* start Material shown *

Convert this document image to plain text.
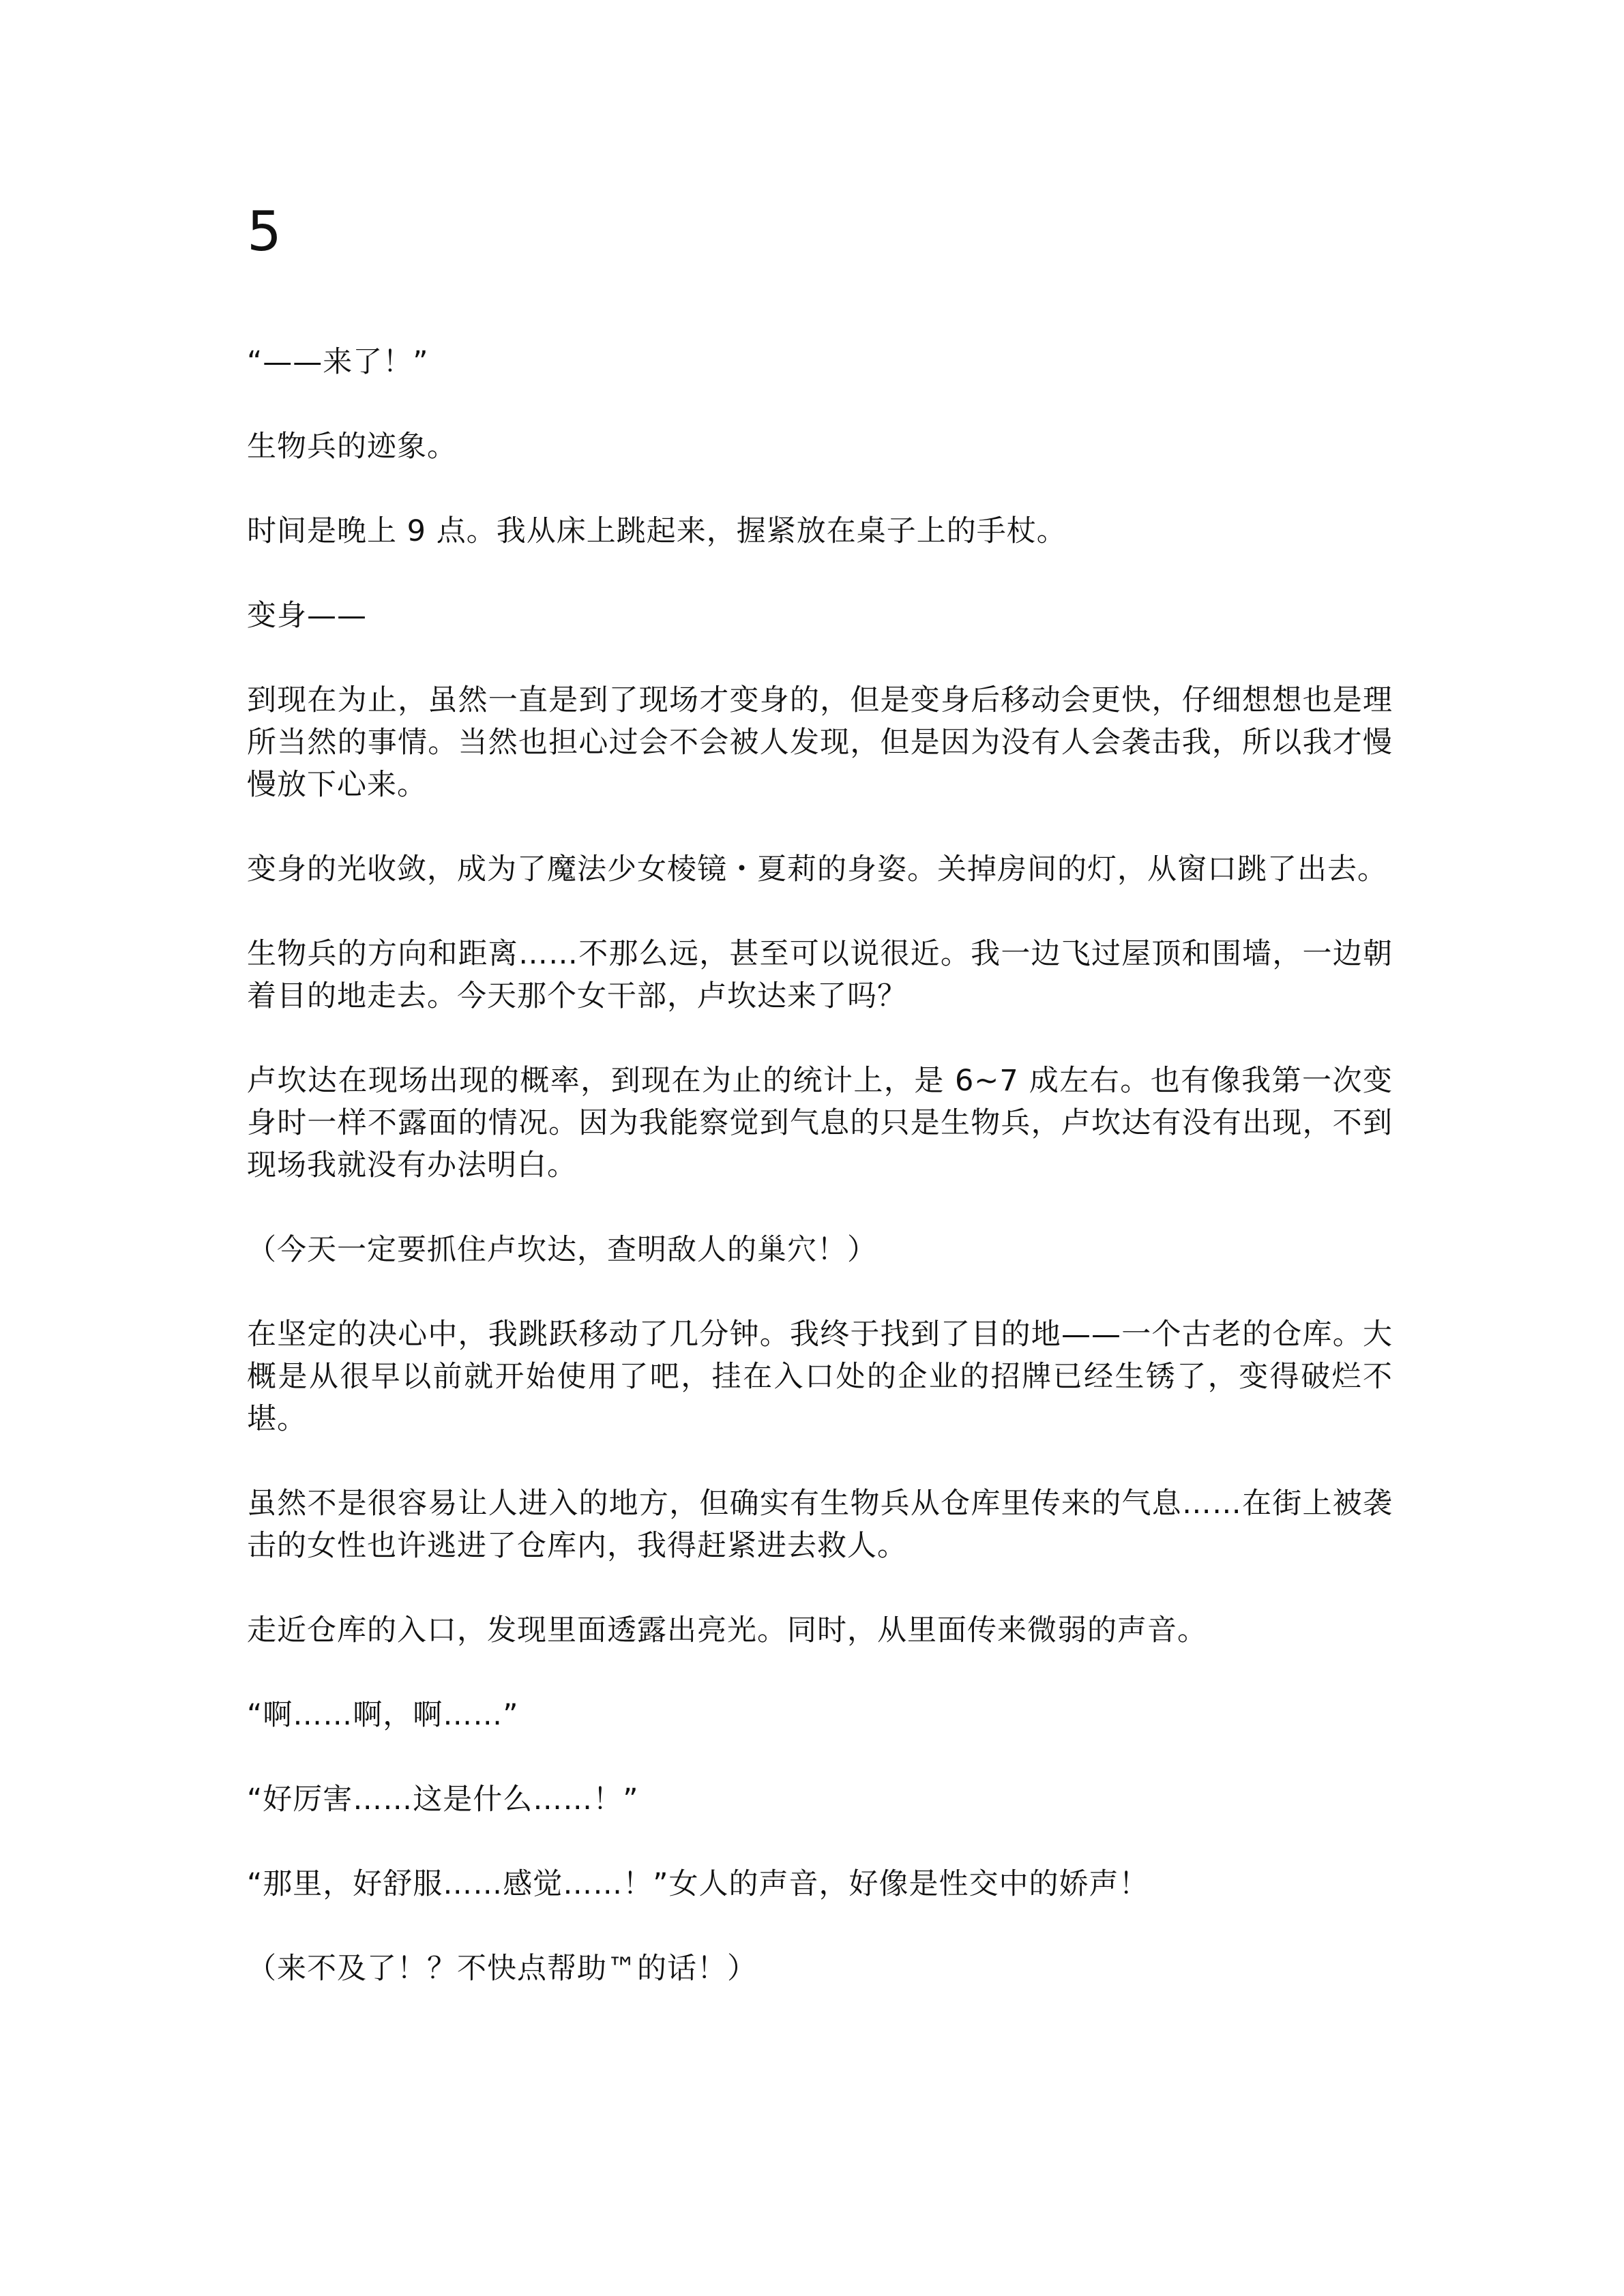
5

“——来了！”

生物兵的迹象。

时间是晚上 9 点。我从床上跳起来，握紧放在桌子上的手杖。

变身——

到现在为止，虽然一直是到了现场才变身的，但是变身后移动会更快，仔细想想也是理所当然的事情。当然也担心过会不会被人发现，但是因为没有人会袭击我，所以我才慢慢放下心来。

变身的光收敛，成为了魔法少女棱镜・夏莉的身姿。关掉房间的灯，从窗口跳了出去。

生物兵的方向和距离……不那么远，甚至可以说很近。我一边飞过屋顶和围墙，一边朝着目的地走去。今天那个女干部，卢坎达来了吗？

卢坎达在现场出现的概率，到现在为止的统计上，是 6~7 成左右。也有像我第一次变身时一样不露面的情况。因为我能察觉到气息的只是生物兵，卢坎达有没有出现，不到现场我就没有办法明白。

（今天一定要抓住卢坎达，查明敌人的巢穴！）

在坚定的决心中，我跳跃移动了几分钟。我终于找到了目的地——一个古老的仓库。大概是从很早以前就开始使用了吧，挂在入口处的企业的招牌已经生锈了，变得破烂不堪。

虽然不是很容易让人进入的地方，但确实有生物兵从仓库里传来的气息……在街上被袭击的女性也许逃进了仓库内，我得赶紧进去救人。

走近仓库的入口，发现里面透露出亮光。同时，从里面传来微弱的声音。

“啊……啊，啊……”

“好厉害……这是什么……！”

“那里，好舒服……感觉……！”女人的声音，好像是性交中的娇声！

（来不及了！？不快点帮助™的话！）
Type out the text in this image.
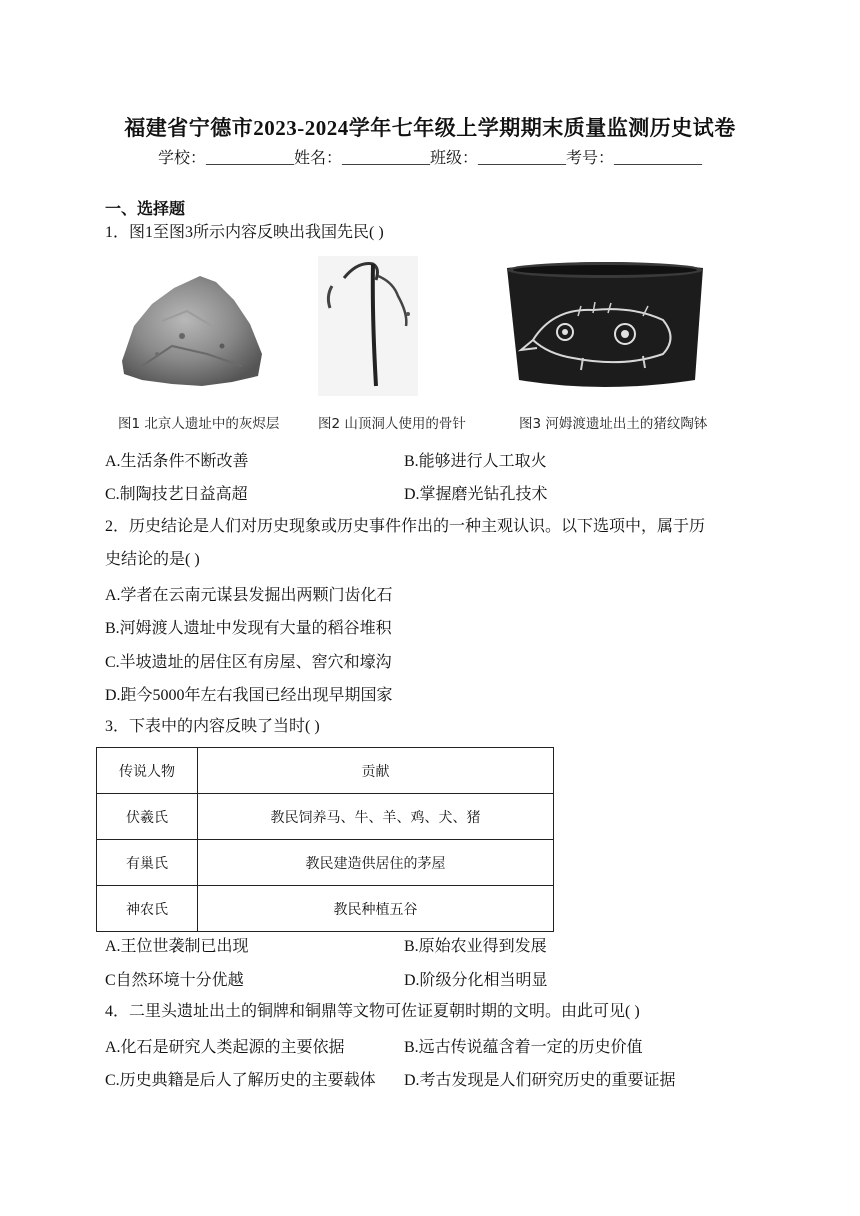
福建省宁德市2023-2024学年七年级上学期期末质量监测历史试卷
学校：___________姓名：___________班级：___________考号：___________
一、选择题
1．图1至图3所示内容反映出我国先民( )
图1 北京人遗址中的灰烬层	图2 山顶洞人使用的骨针	图3 河姆渡遗址出土的猪纹陶钵
A.生活条件不断改善	B.能够进行人工取火
C.制陶技艺日益高超	D.掌握磨光钻孔技术
2．历史结论是人们对历史现象或历史事件作出的一种主观认识。以下选项中，属于历
史结论的是( )
A.学者在云南元谋县发掘出两颗门齿化石
B.河姆渡人遗址中发现有大量的稻谷堆积
C.半坡遗址的居住区有房屋、窖穴和壕沟
D.距今5000年左右我国已经出现早期国家
3．下表中的内容反映了当时( )
传说人物	贡献
伏羲氏	教民饲养马、牛、羊、鸡、犬、猪
有巢氏	教民建造供居住的茅屋
神农氏	教民种植五谷
A.王位世袭制已出现	B.原始农业得到发展
C自然环境十分优越	D.阶级分化相当明显
4．二里头遗址出土的铜牌和铜鼎等文物可佐证夏朝时期的文明。由此可见( )
A.化石是研究人类起源的主要依据	B.远古传说蕴含着一定的历史价值
C.历史典籍是后人了解历史的主要载体 D.考古发现是人们研究历史的重要证据
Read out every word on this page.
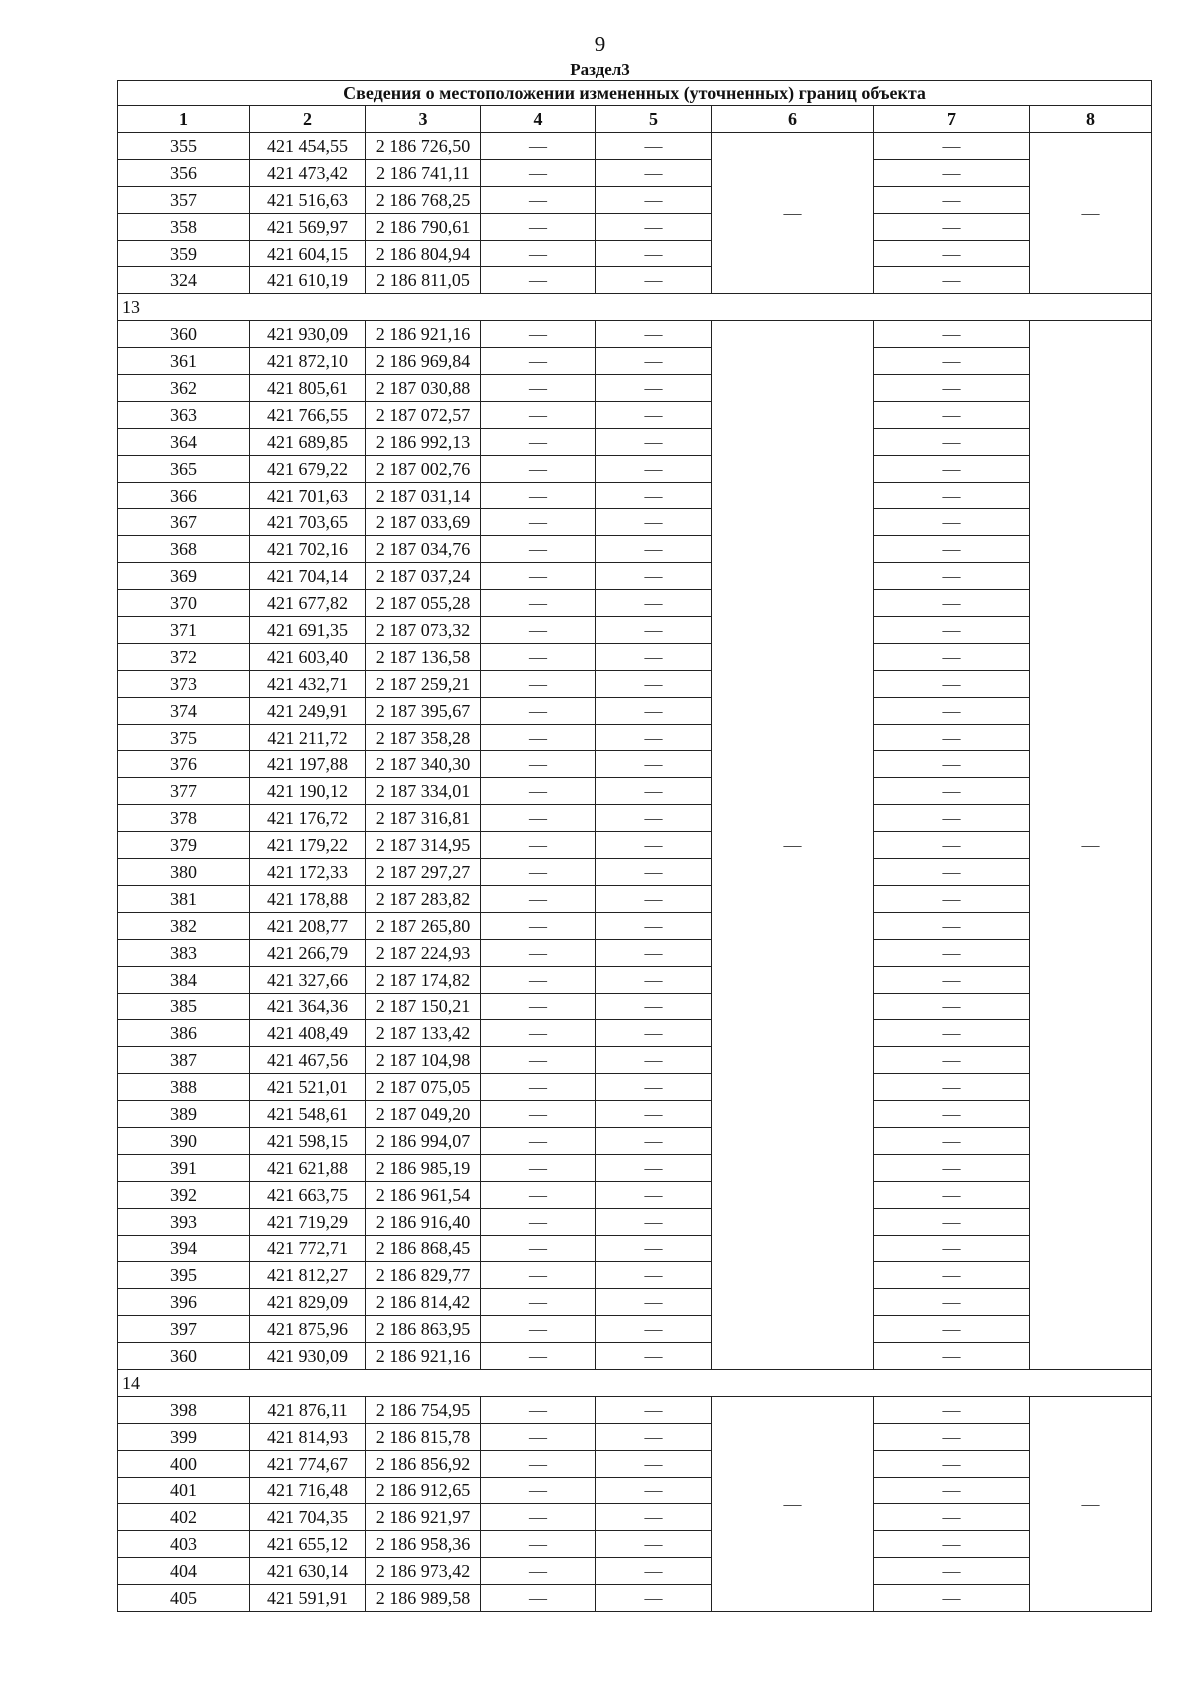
9
Раздел3
Сведения о местоположении измененных (уточненных) границ объекта							
1	2	3	4	5	6	7	8
355	421 454,55	2 186 726,50	—	—	—	—	—
356	421 473,42	2 186 741,11	—	—		—	
357	421 516,63	2 186 768,25	—	—		—	
358	421 569,97	2 186 790,61	—	—		—	
359	421 604,15	2 186 804,94	—	—		—	
324	421 610,19	2 186 811,05	—	—		—	
13							
360	421 930,09	2 186 921,16	—	—	—	—	—
361	421 872,10	2 186 969,84	—	—		—	
362	421 805,61	2 187 030,88	—	—		—	
363	421 766,55	2 187 072,57	—	—		—	
364	421 689,85	2 186 992,13	—	—		—	
365	421 679,22	2 187 002,76	—	—		—	
366	421 701,63	2 187 031,14	—	—		—	
367	421 703,65	2 187 033,69	—	—		—	
368	421 702,16	2 187 034,76	—	—		—	
369	421 704,14	2 187 037,24	—	—		—	
370	421 677,82	2 187 055,28	—	—		—	
371	421 691,35	2 187 073,32	—	—		—	
372	421 603,40	2 187 136,58	—	—		—	
373	421 432,71	2 187 259,21	—	—		—	
374	421 249,91	2 187 395,67	—	—		—	
375	421 211,72	2 187 358,28	—	—		—	
376	421 197,88	2 187 340,30	—	—		—	
377	421 190,12	2 187 334,01	—	—		—	
378	421 176,72	2 187 316,81	—	—		—	
379	421 179,22	2 187 314,95	—	—		—	
380	421 172,33	2 187 297,27	—	—		—	
381	421 178,88	2 187 283,82	—	—		—	
382	421 208,77	2 187 265,80	—	—		—	
383	421 266,79	2 187 224,93	—	—		—	
384	421 327,66	2 187 174,82	—	—		—	
385	421 364,36	2 187 150,21	—	—		—	
386	421 408,49	2 187 133,42	—	—		—	
387	421 467,56	2 187 104,98	—	—		—	
388	421 521,01	2 187 075,05	—	—		—	
389	421 548,61	2 187 049,20	—	—		—	
390	421 598,15	2 186 994,07	—	—		—	
391	421 621,88	2 186 985,19	—	—		—	
392	421 663,75	2 186 961,54	—	—		—	
393	421 719,29	2 186 916,40	—	—		—	
394	421 772,71	2 186 868,45	—	—		—	
395	421 812,27	2 186 829,77	—	—		—	
396	421 829,09	2 186 814,42	—	—		—	
397	421 875,96	2 186 863,95	—	—		—	
360	421 930,09	2 186 921,16	—	—		—	
14							
398	421 876,11	2 186 754,95	—	—	—	—	—
399	421 814,93	2 186 815,78	—	—		—	
400	421 774,67	2 186 856,92	—	—		—	
401	421 716,48	2 186 912,65	—	—		—	
402	421 704,35	2 186 921,97	—	—		—	
403	421 655,12	2 186 958,36	—	—		—	
404	421 630,14	2 186 973,42	—	—		—	
405	421 591,91	2 186 989,58	—	—		—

* end Material shown *

◆ **Task requirements**
Copy every line of the listing containing the string "image".

◆ **Worked solution**
Convert this document image to plain text.
Type out the text in this image.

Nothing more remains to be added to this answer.